• [Excerpt provided]:
Depending on the type of service requested by the client device 102, the service response may or may not include any data. For example, if the client service request is transmitted to the server 112 in order to initiate some action or task, then the service response will not include any data. Once the client device 102 receives the service response back from the server 112, the client device 102 can directly communicate with the server 112 using the service instance ID for the duration of the connection lease. Therefore, subsequent client service requests and service responses are communicated directly between the client device 102 and the server device 112, bypassing the communication processing component 110 for the duration of the connection lease.
The connection lease may be terminated by the client device 102 or the server device 112 for various reasons. For example, if the server device determines that it is overloaded with client service requests, then the server 112 may terminate the connection lease. In such case, the process of discovery starts over again. That is, the client device 102 will send another first client service request to the communication processing component 110 to be forwarded to another server 112. Another reason for breaking the connection lease by the server device 112 is a failure in some aspect of the service 114. For example, if the service 114 is the interface to a database from which the client device 102 has requested some data, and the database is inaccessible, then the server 112 may break the connection lease. In one illustrative embodiment, the breaking of a connection lease may be indicated to the client device 102 with a special error code embedded in the service response sent by the server 112 to the client device 102. In another illustrative embodiment, the breaking of the connection lease may be determined by the client device based on a time-out parameter. The server device 112 may also renegotiate or adjust the connection lease terms for substantially the same reasons discussed above with respect to lease termination. For example, if the server device 112 determines that the server load is increasing at a threshold rate, the server device may adjust the connection lease of one or more of the client devices 102 currently being serviced by the server device 112 in the next service response to shorten the term of the lease and reduce server load.
After termination of the connection lease, the client device 102 may wait a random amount of time before attempting to obtain a new connection lease from the communication processing component 110. This is to avoid overloading the communication processing component 110 in case of simultaneous multiple server device failures. Those skilled in the art will appreciate that there are many common methods to handle connection failures, such as retrying a predetermined number of times, waiting a random amount of time, obtaining a status of the server from an external source, performing exponential back-off, wherein the wait time is increased exponentially as a function of the number of previous retries and failures, and the like, before trying to connect again. Additionally, the client device 102 may attempt to continue to communicate with an identified server 112 and/or service 114 after termination if no alternate server/service can be identified.

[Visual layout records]
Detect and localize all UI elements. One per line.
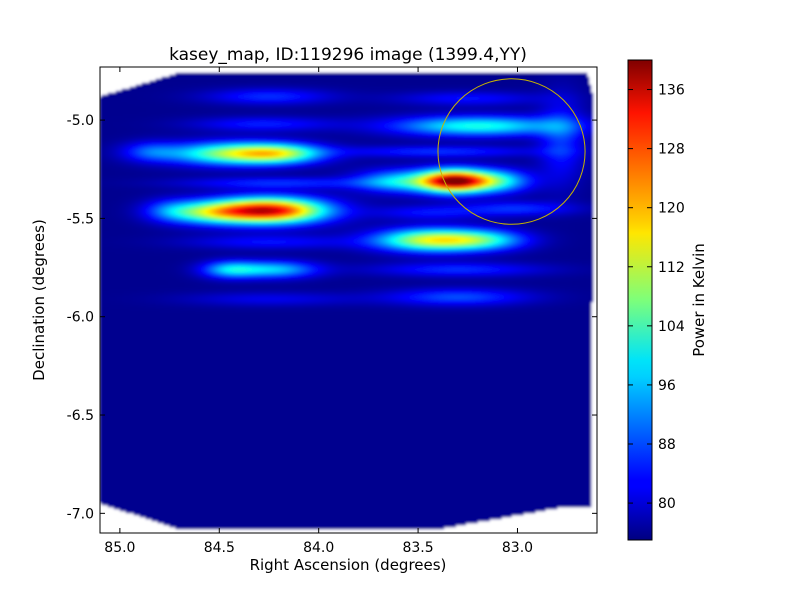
plot-area: 85.0 84.5 84.0 83.5 83.0 -5.0 -5.5 -6.0 -6.5 -7.…: [67, 66, 598, 556]
colorbar-tick-label: 80: [658, 496, 676, 512]
colorbar-tick-label: 136: [658, 83, 685, 99]
colorbar-tick-label: 104: [658, 319, 685, 335]
colorbar-tick-label: 88: [658, 437, 676, 453]
y-tick-label: -5.5: [67, 211, 94, 227]
colorbar-tick-label: 96: [658, 378, 676, 394]
y-axis-ticks: -5.0 -5.5 -6.0 -6.5 -7.0: [67, 113, 597, 522]
x-axis-label: Right Ascension (degrees): [250, 556, 447, 574]
x-tick-label: 84.5: [204, 540, 235, 556]
y-tick-label: -6.5: [67, 408, 94, 424]
annotation-circle: [437, 78, 586, 225]
colorbar-tick-label: 120: [658, 201, 685, 217]
y-tick-label: -7.0: [67, 506, 94, 522]
y-tick-label: -6.0: [67, 310, 94, 326]
x-axis-ticks: 85.0 84.5 84.0 83.5 83.0: [104, 67, 533, 556]
colorbar-ticks: 80 88 96 104 112 120 128 136: [628, 83, 685, 512]
colorbar-label: Power in Kelvin: [690, 243, 708, 357]
colorbar: 80 88 96 104 112 120 128 136 Power in Kelvin: [627, 59, 708, 541]
x-tick-label: 84.0: [303, 540, 334, 556]
x-tick-label: 83.5: [402, 540, 433, 556]
x-tick-label: 85.0: [104, 540, 135, 556]
colorbar-gradient: [627, 59, 653, 541]
x-tick-label: 83.0: [502, 540, 533, 556]
colorbar-tick-label: 112: [658, 260, 685, 276]
y-axis-label: Declination (degrees): [30, 219, 48, 381]
colorbar-tick-label: 128: [658, 142, 685, 158]
heatmap-image: [100, 67, 597, 533]
chart-title: kasey_map, ID:119296 image (1399.4,YY): [169, 45, 527, 65]
y-tick-label: -5.0: [67, 113, 94, 129]
plot-frame: [99, 66, 598, 534]
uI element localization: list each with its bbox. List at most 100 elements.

• [Goals]:
**a)** According to the connection lease text, why might the client device wait a random amount of time after the lease ends before it tries to get a new one?
**b)** Pick up the connection lease text after its final sentence and continue it.

• [Responses to the exercise]:
**a)** It waits to avoid overloading the communication processing component if several server devices fail at the same time.

**b)**
The client device 102 may also terminate the connection lease for various reasons. For example, the communication component 106 may send multiple client service requests for discovery purposes to the communication processing component 110 and receive multiple service responses in response to the multiple client service requests. Next, the communication component 106 may compare the information included in the service responses returned from the different servers 112 to determine which server 112 could offer the best and/or most efficient service. In one illustrative embodiment, the service response may include additional information such as server load statistics, different types of services 114 offered by the server 112, and other information usable for selection of a server device 112. In this illustrative embodiment, the communication components 106 contribute significantly to overall load balancing by selecting the server 112. Such selection of server device 112 by the communication component 106 is above and beyond the server selection performed by the communication processing component 110. Therefore, in this embodiment, a layered approach is taken to load balancing with a first layer implemented by the use of the communication processing component 110 and the second layer on top of the first layer comprises further load balancing by the use of the communication components 106 based on the information provided by the service responses from servers 112.
At block 320, the communication component 106 of the client device 102 receives the service instance ID and the connection lease. In one illustrative embodiment, the client service request is an HTTP request and the service 114 is a Web server. In this embodiment, the service instance ID and the connection lease may be passed as part of the URI exchange between the client device 102 and the server device 112. Those skilled in the art will appreciate that there are many other ways to communicate information by transmitting data packets between a client and a server device. For example, applications, such as FTP, implemented using IP have their own specific protocols which may include various fields for the communication of different types of data, such as the service instance ID and the connection leases. At decision block 330, it is determined whether the connection lease has expired. If the connection lease has expired, the method proceeds back to block 310 where the client device 102 transmits a new client service request to the communication processing component 110 in order to select another server 112 to service the client service request. If the connection lease has not expired, the method proceeds to block 340 where subsequent client service requests are transmitted directly to the server 112 having the service instance ID transmitted initially to the client device 102.
At decision block 420, the need for information updates is assessed. Information updates may include a different connection lease, an error condition, new data to be sent back to the client device 102, etc. As briefly discussed above, the server 112 may break the connection lease for various reasons including overloading of the server and/or an error condition such as loss of access to a database. If updated information is needed, updates are obtained at block 430 to be included in the service response. The updated information may be obtained from the server device 112, from other server devices, the communication processing component 110, or other sources of information. If no information update is required, the server 112 transmits the service response including the service instance ID and the connection lease at block 440. The method continues in a loop and goes back to block 410 to obtain the next service request from the client.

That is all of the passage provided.